* Set exercise:
Scan the following material for the string "aleatória" and copy each line in which it appears.
-- start of Task inputs --
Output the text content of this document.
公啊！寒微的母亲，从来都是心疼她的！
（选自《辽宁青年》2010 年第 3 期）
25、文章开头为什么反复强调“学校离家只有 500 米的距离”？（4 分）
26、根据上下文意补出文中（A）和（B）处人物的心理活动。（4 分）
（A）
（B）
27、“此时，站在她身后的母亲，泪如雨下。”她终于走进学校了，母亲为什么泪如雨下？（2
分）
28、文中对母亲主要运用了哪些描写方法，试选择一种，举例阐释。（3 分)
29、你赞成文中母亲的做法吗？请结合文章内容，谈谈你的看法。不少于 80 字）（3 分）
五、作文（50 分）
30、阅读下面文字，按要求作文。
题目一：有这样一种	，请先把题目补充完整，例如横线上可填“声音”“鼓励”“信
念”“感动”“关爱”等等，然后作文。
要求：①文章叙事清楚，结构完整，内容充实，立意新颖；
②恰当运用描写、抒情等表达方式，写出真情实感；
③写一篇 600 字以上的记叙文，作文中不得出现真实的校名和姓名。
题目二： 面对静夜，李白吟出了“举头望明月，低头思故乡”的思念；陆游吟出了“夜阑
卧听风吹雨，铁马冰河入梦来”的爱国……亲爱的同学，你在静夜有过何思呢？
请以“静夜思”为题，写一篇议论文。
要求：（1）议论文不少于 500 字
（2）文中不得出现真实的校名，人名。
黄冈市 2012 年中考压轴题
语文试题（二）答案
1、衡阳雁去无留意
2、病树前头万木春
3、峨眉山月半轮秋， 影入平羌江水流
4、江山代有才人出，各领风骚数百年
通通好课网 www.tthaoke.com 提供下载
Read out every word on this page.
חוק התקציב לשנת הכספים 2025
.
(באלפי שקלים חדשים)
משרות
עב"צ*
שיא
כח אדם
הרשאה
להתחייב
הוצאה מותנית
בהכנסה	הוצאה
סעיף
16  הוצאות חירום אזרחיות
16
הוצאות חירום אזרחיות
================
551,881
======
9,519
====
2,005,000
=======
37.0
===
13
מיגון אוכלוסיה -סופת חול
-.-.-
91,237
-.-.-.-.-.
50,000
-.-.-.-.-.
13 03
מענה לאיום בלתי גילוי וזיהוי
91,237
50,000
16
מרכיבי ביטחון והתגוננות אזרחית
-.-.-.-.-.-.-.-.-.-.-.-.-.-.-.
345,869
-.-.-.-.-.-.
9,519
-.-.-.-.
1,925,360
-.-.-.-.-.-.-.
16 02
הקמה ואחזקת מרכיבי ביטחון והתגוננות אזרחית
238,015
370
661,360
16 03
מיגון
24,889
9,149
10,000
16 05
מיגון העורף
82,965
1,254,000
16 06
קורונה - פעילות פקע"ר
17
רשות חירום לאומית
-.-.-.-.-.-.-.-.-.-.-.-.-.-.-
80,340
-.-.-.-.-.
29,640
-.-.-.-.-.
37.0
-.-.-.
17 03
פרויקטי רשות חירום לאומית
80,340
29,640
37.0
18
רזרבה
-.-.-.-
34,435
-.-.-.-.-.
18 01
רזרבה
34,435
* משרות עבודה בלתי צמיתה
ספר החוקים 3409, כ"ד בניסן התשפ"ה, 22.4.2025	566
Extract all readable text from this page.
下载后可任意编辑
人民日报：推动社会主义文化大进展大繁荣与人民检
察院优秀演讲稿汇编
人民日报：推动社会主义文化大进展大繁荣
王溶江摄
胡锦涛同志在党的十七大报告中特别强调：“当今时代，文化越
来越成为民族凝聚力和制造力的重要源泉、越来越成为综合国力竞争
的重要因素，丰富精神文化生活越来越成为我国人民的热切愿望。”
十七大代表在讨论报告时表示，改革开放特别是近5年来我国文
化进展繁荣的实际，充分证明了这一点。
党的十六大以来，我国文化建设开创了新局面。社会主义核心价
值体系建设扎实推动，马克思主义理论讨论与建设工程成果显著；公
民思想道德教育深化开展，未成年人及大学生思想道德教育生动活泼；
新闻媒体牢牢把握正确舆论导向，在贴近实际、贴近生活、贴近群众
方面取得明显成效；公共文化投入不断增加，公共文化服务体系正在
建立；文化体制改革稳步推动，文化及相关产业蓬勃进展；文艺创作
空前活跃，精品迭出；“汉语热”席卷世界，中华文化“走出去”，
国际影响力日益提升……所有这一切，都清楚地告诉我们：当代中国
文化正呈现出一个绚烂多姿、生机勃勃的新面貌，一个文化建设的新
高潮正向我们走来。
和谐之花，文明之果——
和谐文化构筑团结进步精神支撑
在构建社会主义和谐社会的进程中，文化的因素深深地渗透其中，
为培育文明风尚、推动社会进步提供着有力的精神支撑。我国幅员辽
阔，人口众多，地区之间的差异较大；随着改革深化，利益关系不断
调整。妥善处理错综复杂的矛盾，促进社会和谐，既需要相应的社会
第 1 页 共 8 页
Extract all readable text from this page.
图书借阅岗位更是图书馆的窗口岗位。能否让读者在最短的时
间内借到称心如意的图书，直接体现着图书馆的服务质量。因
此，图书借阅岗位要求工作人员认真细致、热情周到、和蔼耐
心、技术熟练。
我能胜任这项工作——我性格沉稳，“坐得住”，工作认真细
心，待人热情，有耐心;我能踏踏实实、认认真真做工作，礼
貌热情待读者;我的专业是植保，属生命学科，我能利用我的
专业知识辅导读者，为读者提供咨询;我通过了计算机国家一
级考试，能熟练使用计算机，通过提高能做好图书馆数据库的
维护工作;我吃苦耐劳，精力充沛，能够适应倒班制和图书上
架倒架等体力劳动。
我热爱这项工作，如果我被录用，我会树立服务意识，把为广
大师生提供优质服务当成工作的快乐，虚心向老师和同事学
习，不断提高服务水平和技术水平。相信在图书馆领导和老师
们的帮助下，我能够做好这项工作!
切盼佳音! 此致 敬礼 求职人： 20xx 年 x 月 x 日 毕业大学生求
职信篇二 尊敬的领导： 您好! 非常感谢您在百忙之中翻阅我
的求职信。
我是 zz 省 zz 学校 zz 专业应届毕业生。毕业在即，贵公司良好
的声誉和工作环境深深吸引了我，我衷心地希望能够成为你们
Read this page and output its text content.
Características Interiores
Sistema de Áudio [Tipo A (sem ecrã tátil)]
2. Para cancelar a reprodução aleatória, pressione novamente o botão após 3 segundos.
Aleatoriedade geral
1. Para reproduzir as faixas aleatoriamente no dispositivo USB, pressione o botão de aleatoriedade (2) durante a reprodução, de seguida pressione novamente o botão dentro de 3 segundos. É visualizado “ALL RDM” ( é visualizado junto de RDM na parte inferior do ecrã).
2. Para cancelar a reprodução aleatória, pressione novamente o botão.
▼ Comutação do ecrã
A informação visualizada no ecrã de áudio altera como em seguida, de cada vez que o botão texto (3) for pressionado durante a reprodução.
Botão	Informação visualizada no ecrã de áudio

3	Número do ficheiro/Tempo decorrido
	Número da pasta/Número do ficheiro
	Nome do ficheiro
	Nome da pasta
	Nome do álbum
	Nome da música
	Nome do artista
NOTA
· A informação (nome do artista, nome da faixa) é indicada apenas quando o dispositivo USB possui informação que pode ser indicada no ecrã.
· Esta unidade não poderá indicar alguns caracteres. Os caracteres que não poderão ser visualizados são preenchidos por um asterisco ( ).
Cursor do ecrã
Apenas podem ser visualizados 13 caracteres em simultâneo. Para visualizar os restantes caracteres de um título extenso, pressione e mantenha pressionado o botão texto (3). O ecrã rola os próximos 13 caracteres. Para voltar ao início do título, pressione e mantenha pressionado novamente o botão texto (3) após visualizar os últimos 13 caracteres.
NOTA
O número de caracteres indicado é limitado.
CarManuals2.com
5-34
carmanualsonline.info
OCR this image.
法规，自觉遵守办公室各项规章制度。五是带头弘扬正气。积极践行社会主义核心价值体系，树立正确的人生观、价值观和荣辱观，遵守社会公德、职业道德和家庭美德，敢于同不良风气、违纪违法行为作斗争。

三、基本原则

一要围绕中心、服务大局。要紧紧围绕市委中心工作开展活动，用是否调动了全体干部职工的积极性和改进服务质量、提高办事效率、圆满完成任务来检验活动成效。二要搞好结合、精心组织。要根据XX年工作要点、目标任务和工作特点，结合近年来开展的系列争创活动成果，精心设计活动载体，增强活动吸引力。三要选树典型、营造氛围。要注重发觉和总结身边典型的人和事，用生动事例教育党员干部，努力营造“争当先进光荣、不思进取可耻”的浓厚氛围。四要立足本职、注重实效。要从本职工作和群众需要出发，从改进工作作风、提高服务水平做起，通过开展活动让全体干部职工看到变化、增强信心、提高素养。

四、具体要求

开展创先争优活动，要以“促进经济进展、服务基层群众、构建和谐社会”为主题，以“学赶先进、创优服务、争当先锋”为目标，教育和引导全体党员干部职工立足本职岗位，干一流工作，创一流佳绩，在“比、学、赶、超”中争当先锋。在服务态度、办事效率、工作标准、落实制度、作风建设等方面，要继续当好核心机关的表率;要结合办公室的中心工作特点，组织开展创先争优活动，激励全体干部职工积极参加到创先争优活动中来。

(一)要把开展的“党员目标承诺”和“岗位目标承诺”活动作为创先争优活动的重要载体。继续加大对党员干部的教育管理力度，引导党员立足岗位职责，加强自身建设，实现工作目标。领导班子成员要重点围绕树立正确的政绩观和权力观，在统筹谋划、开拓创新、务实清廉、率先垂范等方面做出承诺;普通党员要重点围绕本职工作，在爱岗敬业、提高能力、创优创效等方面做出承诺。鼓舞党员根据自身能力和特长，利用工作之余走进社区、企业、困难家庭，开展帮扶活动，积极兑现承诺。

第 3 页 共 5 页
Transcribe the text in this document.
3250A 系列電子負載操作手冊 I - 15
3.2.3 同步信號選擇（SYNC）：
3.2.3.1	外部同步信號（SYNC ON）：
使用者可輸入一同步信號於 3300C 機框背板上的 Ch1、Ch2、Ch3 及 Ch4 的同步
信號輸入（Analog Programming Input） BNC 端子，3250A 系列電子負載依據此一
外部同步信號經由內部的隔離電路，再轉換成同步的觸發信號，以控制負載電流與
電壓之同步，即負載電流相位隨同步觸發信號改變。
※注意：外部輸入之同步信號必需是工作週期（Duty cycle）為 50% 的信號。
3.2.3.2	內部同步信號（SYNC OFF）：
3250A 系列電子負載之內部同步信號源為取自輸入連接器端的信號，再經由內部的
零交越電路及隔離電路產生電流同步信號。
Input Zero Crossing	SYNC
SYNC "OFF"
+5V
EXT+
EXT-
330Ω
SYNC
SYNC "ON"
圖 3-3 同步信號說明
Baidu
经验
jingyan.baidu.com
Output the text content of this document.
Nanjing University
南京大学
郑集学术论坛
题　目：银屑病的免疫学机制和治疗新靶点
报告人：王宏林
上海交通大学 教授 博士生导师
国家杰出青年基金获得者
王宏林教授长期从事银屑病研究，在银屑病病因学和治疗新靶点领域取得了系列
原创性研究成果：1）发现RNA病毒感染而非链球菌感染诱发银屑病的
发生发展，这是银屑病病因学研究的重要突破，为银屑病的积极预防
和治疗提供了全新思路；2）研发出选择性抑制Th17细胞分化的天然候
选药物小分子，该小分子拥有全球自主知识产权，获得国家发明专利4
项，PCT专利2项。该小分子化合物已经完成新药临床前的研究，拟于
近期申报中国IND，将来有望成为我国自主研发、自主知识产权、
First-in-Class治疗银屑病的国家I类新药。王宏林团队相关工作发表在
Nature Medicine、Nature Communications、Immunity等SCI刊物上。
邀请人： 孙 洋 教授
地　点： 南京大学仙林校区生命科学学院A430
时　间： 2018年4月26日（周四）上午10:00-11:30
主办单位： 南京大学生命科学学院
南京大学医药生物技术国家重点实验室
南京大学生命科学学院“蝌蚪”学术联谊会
-- end of Task inputs --
* Answer in full:
2. Para cancelar a reprodução aleatória, pressione novamente o botão após 3 segundos.
2. Para cancelar a reprodução aleatória, pressione novamente o botão.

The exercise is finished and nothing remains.